Repeat every line below exactly, word for word.

Dataset excerpt:
....

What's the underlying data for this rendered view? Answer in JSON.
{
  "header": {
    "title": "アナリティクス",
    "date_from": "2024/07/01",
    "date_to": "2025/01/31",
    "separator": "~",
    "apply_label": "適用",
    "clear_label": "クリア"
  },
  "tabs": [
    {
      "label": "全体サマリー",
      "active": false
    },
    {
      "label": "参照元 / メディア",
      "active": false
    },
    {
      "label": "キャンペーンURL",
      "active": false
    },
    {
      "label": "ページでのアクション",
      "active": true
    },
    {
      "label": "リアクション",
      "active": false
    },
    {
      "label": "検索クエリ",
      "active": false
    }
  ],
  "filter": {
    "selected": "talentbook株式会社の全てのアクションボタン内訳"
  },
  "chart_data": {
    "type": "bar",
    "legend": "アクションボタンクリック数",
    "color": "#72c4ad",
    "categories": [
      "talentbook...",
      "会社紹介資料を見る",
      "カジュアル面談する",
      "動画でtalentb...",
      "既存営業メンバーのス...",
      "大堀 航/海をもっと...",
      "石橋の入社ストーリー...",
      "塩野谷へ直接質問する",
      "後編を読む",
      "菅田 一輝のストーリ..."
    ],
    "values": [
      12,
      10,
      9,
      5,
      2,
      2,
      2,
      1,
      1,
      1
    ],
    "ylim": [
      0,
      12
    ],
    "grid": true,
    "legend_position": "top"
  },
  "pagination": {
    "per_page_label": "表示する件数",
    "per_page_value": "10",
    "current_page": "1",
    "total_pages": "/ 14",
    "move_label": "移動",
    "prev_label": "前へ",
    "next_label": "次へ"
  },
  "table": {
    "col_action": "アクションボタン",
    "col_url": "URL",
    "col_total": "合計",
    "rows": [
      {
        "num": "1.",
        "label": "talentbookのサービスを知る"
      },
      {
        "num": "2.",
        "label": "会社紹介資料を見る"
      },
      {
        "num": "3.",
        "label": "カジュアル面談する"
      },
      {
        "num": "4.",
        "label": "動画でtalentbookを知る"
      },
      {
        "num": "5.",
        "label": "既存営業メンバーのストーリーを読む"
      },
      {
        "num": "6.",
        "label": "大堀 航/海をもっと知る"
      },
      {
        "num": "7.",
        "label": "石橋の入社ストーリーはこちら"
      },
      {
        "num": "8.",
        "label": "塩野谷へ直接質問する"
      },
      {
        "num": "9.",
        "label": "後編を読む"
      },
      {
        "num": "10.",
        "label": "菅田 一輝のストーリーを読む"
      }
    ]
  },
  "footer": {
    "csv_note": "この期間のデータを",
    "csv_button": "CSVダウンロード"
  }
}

....

Solution to this exercise |
What's the underlying data for this rendered view? Answer in JSON.
{
  "header": {
    "title": "アナリティクス",
    "date_from": "2024/07/01",
    "date_to": "2025/01/31",
    "separator": "~",
    "apply_label": "適用",
    "clear_label": "クリア"
  },
  "tabs": [
    {
      "label": "全体サマリー",
      "active": false
    },
    {
      "label": "参照元 / メディア",
      "active": false
    },
    {
      "label": "キャンペーンURL",
      "active": false
    },
    {
      "label": "ページでのアクション",
      "active": true
    },
    {
      "label": "リアクション",
      "active": false
    },
    {
      "label": "検索クエリ",
      "active": false
    }
  ],
  "filter": {
    "selected": "talentbook株式会社の全てのアクションボタン内訳"
  },
  "chart_data": {
    "type": "bar",
    "legend": "アクションボタンクリック数",
    "color": "#72c4ad",
    "categories": [
      "talentbook...",
      "会社紹介資料を見る",
      "カジュアル面談する",
      "動画でtalentb...",
      "既存営業メンバーのス...",
      "大堀 航/海をもっと...",
      "石橋の入社ストーリー...",
      "塩野谷へ直接質問する",
      "後編を読む",
      "菅田 一輝のストーリ..."
    ],
    "values": [
      12,
      10,
      9,
      5,
      2,
      2,
      2,
      1,
      1,
      1
    ],
    "ylim": [
      0,
      12
    ],
    "grid": true,
    "legend_position": "top"
  },
  "pagination": {
    "per_page_label": "表示する件数",
    "per_page_value": "10",
    "current_page": "1",
    "total_pages": "/ 14",
    "move_label": "移動",
    "prev_label": "前へ",
    "next_label": "次へ"
  },
  "table": {
    "col_action": "アクションボタン",
    "col_url": "URL",
    "col_total": "合計",
    "rows": [
      {
        "num": "1.",
        "label": "talentbookのサービスを知る"
      },
      {
        "num": "2.",
        "label": "会社紹介資料を見る"
      },
      {
        "num": "3.",
        "label": "カジュアル面談する"
      },
      {
        "num": "4.",
        "label": "動画でtalentbookを知る"
      },
      {
        "num": "5.",
        "label": "既存営業メンバーのストーリーを読む"
      },
      {
        "num": "6.",
        "label": "大堀 航/海をもっと知る"
      },
      {
        "num": "7.",
        "label": "石橋の入社ストーリーはこちら"
      },
      {
        "num": "8.",
        "label": "塩野谷へ直接質問する"
      },
      {
        "num": "9.",
        "label": "後編を読む"
      },
      {
        "num": "10.",
        "label": "菅田 一輝のストーリーを読む"
      }
    ]
  },
  "footer": {
    "csv_note": "この期間のデータを",
    "csv_button": "CSVダウンロード"
  }
}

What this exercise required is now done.